● **OBJECTIVE**: Extract the full set of records, then give each one again exactly.

────────────────

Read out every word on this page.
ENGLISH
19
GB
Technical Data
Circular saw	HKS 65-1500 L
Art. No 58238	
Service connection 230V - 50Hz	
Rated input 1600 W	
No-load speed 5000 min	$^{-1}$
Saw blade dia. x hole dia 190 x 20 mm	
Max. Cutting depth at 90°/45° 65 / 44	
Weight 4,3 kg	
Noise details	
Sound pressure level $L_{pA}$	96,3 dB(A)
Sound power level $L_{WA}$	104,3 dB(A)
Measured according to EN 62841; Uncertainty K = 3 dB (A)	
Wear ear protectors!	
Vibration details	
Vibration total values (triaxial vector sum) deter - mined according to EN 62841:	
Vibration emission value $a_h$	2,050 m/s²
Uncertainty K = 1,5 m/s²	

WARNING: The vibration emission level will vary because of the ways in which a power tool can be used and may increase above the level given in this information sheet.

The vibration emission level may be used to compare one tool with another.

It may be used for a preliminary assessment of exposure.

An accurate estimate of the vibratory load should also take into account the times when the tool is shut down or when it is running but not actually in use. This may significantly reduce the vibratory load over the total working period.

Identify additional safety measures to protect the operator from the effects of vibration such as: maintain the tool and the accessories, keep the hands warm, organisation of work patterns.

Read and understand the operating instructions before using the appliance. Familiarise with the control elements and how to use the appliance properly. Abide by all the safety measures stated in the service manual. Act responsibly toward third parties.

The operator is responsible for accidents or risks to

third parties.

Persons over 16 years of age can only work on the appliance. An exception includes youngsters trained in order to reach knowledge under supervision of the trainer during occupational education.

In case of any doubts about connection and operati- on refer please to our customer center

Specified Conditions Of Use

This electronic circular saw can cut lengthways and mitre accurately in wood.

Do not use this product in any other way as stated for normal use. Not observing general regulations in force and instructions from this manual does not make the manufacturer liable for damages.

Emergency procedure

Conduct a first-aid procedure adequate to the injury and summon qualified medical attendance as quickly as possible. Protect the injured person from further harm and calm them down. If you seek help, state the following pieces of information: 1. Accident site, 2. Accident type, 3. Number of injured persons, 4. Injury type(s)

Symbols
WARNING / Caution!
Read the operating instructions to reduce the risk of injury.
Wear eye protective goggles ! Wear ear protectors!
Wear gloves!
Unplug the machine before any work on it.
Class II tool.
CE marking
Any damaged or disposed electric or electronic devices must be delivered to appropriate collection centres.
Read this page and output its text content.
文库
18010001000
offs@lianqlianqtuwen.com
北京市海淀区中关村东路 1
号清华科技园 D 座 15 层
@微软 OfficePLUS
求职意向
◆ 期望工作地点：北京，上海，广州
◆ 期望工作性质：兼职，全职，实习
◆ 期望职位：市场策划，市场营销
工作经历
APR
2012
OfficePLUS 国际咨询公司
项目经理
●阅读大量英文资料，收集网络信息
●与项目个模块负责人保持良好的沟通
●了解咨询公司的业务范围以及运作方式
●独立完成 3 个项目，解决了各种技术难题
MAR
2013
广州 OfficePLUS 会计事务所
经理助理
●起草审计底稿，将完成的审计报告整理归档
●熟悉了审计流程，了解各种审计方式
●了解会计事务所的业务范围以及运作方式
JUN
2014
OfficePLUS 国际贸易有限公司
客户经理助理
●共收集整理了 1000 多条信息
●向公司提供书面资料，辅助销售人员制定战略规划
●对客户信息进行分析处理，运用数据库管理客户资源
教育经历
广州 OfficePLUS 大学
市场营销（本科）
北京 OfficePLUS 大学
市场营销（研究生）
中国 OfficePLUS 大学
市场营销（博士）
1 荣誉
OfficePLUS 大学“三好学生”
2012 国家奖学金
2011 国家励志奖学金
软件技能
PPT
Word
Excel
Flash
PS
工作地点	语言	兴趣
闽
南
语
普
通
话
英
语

────────────────

● **SOLUTION FOR THIS EXERCISE**:
Read out every word on this page.
ENGLISH
19
GB
Technical Data
Circular saw	HKS 65-1500 L
Art. No 58238	
Service connection 230V - 50Hz	
Rated input 1600 W	
No-load speed 5000 min	$^{-1}$
Saw blade dia. x hole dia 190 x 20 mm	
Max. Cutting depth at 90°/45° 65 / 44	
Weight 4,3 kg	
Noise details	
Sound pressure level $L_{pA}$	96,3 dB(A)
Sound power level $L_{WA}$	104,3 dB(A)
Measured according to EN 62841; Uncertainty K = 3 dB (A)	
Wear ear protectors!	
Vibration details	
Vibration total values (triaxial vector sum) deter - mined according to EN 62841:	
Vibration emission value $a_h$	2,050 m/s²
Uncertainty K = 1,5 m/s²	

WARNING: The vibration emission level will vary because of the ways in which a power tool can be used and may increase above the level given in this information sheet.

The vibration emission level may be used to compare one tool with another.

It may be used for a preliminary assessment of exposure.

An accurate estimate of the vibratory load should also take into account the times when the tool is shut down or when it is running but not actually in use. This may significantly reduce the vibratory load over the total working period.

Identify additional safety measures to protect the operator from the effects of vibration such as: maintain the tool and the accessories, keep the hands warm, organisation of work patterns.

Read and understand the operating instructions before using the appliance. Familiarise with the control elements and how to use the appliance properly. Abide by all the safety measures stated in the service manual. Act responsibly toward third parties.

The operator is responsible for accidents or risks to

third parties.

Persons over 16 years of age can only work on the appliance. An exception includes youngsters trained in order to reach knowledge under supervision of the trainer during occupational education.

In case of any doubts about connection and operati- on refer please to our customer center

Specified Conditions Of Use

This electronic circular saw can cut lengthways and mitre accurately in wood.

Do not use this product in any other way as stated for normal use. Not observing general regulations in force and instructions from this manual does not make the manufacturer liable for damages.

Emergency procedure

Conduct a first-aid procedure adequate to the injury and summon qualified medical attendance as quickly as possible. Protect the injured person from further harm and calm them down. If you seek help, state the following pieces of information: 1. Accident site, 2. Accident type, 3. Number of injured persons, 4. Injury type(s)

Symbols
WARNING / Caution!
Read the operating instructions to reduce the risk of injury.
Wear eye protective goggles ! Wear ear protectors!
Wear gloves!
Unplug the machine before any work on it.
Class II tool.
CE marking
Any damaged or disposed electric or electronic devices must be delivered to appropriate collection centres.
Read this page and output its text content.
文库
18010001000
offs@lianqlianqtuwen.com
北京市海淀区中关村东路 1
号清华科技园 D 座 15 层
@微软 OfficePLUS
求职意向
◆ 期望工作地点：北京，上海，广州
◆ 期望工作性质：兼职，全职，实习
◆ 期望职位：市场策划，市场营销
工作经历
APR
2012
OfficePLUS 国际咨询公司
项目经理
●阅读大量英文资料，收集网络信息
●与项目个模块负责人保持良好的沟通
●了解咨询公司的业务范围以及运作方式
●独立完成 3 个项目，解决了各种技术难题
MAR
2013
广州 OfficePLUS 会计事务所
经理助理
●起草审计底稿，将完成的审计报告整理归档
●熟悉了审计流程，了解各种审计方式
●了解会计事务所的业务范围以及运作方式
JUN
2014
OfficePLUS 国际贸易有限公司
客户经理助理
●共收集整理了 1000 多条信息
●向公司提供书面资料，辅助销售人员制定战略规划
●对客户信息进行分析处理，运用数据库管理客户资源
教育经历
广州 OfficePLUS 大学
市场营销（本科）
北京 OfficePLUS 大学
市场营销（研究生）
中国 OfficePLUS 大学
市场营销（博士）
1 荣誉
OfficePLUS 大学“三好学生”
2012 国家奖学金
2011 国家励志奖学金
软件技能
PPT
Word
Excel
Flash
PS
工作地点	语言	兴趣
闽
南
语
普
通
话
英
语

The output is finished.